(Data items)
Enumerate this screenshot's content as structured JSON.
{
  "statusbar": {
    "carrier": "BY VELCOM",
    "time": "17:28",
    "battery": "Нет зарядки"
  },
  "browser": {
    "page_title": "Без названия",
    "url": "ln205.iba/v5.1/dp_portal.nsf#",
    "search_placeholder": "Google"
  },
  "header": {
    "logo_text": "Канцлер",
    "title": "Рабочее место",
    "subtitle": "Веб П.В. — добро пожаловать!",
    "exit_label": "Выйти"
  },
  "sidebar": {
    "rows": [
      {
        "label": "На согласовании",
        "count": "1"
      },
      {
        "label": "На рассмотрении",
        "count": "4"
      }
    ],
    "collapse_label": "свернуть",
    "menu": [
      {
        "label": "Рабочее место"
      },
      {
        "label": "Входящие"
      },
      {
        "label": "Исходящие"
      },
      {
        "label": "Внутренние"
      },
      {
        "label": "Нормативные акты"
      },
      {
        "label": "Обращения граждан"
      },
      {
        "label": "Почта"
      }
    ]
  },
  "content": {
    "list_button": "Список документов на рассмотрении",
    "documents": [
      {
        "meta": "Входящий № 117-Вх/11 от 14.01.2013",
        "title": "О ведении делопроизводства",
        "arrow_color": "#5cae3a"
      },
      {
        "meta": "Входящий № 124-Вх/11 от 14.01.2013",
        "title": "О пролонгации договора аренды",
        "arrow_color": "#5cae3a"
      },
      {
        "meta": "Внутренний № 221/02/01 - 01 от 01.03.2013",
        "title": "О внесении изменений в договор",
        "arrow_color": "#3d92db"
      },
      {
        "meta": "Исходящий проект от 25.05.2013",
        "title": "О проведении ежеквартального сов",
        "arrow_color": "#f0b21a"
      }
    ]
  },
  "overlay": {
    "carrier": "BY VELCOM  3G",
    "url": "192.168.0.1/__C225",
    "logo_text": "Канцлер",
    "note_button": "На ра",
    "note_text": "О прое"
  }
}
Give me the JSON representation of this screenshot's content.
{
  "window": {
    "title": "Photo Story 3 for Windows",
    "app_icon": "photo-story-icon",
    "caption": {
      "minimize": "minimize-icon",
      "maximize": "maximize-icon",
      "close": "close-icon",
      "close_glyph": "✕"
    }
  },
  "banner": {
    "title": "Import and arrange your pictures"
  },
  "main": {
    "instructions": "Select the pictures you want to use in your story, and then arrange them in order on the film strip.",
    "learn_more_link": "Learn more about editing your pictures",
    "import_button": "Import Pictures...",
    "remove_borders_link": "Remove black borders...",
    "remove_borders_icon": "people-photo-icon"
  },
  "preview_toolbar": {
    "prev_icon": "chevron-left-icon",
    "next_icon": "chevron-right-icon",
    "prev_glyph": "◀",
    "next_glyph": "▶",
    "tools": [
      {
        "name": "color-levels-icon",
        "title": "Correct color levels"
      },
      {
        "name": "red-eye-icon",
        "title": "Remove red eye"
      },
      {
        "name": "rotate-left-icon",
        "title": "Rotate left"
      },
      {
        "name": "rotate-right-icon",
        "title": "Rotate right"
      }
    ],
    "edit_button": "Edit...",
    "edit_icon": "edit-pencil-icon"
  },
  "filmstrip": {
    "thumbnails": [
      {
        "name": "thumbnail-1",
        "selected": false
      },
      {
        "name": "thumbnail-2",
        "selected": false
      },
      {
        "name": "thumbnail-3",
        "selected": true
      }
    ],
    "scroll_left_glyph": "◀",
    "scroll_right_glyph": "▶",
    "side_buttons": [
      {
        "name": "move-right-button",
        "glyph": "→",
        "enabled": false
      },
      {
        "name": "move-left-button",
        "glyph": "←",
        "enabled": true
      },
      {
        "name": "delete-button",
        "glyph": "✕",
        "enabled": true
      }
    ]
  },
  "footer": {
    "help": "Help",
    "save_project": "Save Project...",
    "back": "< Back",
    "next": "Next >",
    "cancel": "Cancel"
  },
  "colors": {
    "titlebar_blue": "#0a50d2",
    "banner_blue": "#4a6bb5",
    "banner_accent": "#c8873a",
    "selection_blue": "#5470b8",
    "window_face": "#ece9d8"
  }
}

--

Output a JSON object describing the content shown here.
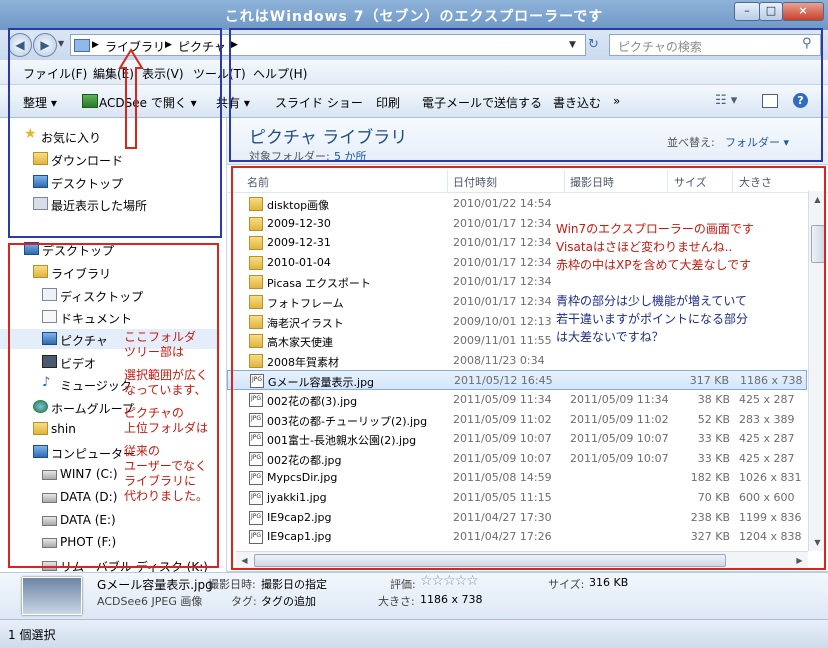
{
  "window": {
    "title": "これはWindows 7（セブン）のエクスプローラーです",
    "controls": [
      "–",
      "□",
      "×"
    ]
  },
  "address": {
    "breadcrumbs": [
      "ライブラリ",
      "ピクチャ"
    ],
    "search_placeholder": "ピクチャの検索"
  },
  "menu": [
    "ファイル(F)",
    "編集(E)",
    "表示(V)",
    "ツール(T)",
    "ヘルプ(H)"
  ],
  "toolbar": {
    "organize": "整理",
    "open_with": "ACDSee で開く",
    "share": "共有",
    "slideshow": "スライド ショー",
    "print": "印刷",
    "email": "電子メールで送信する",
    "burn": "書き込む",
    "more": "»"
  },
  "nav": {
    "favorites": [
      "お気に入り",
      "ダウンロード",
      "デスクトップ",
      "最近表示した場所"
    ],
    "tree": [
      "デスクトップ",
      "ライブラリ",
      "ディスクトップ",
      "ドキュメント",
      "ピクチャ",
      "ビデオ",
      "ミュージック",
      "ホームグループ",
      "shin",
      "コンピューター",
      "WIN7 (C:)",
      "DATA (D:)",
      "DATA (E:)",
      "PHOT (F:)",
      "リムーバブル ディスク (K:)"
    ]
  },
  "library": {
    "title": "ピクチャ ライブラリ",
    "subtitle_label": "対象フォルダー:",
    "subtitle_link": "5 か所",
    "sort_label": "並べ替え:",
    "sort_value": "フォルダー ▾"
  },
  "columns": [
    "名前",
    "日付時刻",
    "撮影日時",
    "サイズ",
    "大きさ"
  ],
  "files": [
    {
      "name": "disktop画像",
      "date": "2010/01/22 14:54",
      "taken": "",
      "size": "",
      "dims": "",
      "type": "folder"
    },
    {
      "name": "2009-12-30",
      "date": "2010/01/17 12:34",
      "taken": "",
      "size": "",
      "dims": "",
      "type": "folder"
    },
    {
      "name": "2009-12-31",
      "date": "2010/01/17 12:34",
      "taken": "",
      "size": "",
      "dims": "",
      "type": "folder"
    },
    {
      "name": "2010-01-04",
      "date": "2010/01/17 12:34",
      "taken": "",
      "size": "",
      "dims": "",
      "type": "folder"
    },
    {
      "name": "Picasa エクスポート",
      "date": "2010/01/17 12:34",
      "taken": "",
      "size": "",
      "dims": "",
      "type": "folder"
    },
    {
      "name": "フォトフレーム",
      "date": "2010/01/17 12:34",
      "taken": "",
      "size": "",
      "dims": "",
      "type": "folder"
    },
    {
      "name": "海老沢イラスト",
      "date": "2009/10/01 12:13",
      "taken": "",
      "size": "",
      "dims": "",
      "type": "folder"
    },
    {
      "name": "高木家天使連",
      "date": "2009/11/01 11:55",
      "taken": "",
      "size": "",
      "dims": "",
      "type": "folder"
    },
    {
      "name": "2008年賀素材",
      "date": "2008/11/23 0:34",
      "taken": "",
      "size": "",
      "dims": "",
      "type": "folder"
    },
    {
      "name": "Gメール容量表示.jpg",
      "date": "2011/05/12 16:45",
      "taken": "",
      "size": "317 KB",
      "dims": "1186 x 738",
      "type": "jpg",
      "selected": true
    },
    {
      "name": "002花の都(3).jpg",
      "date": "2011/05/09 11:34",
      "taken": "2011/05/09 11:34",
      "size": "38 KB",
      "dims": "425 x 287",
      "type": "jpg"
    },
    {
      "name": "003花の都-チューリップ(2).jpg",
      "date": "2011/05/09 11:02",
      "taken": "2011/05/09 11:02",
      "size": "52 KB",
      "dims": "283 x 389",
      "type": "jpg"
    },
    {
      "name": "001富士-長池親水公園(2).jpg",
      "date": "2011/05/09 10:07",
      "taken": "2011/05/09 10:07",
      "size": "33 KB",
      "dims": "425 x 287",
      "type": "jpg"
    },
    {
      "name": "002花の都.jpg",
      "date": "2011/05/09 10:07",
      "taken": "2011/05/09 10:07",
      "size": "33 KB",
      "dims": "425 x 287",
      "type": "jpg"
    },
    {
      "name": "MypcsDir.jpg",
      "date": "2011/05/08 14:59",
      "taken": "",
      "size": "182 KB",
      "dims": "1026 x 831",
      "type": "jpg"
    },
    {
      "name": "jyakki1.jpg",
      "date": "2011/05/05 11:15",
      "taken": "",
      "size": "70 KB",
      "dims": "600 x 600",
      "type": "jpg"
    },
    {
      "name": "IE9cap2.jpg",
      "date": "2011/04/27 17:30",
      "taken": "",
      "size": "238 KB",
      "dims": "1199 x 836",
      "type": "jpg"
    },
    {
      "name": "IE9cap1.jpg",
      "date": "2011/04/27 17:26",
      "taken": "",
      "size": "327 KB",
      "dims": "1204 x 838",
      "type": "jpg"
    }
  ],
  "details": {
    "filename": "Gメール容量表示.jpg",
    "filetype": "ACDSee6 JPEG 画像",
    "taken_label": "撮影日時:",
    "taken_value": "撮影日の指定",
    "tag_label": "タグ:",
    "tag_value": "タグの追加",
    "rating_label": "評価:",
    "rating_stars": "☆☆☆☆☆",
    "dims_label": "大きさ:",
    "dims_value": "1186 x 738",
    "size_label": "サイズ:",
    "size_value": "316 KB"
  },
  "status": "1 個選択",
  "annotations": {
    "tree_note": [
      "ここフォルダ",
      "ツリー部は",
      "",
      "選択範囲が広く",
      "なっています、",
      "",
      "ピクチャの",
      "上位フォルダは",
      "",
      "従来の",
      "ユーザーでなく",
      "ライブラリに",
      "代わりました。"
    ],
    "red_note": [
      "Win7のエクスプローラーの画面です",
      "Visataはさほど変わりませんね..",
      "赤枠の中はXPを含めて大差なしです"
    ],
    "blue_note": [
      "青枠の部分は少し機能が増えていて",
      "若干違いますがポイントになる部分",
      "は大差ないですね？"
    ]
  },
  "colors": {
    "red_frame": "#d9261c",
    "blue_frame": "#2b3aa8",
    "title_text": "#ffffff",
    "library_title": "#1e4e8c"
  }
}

* TASK PROMPT: Tell how many lines include "this". The number is the whole answer.

* COMPLETE ANSWER: 2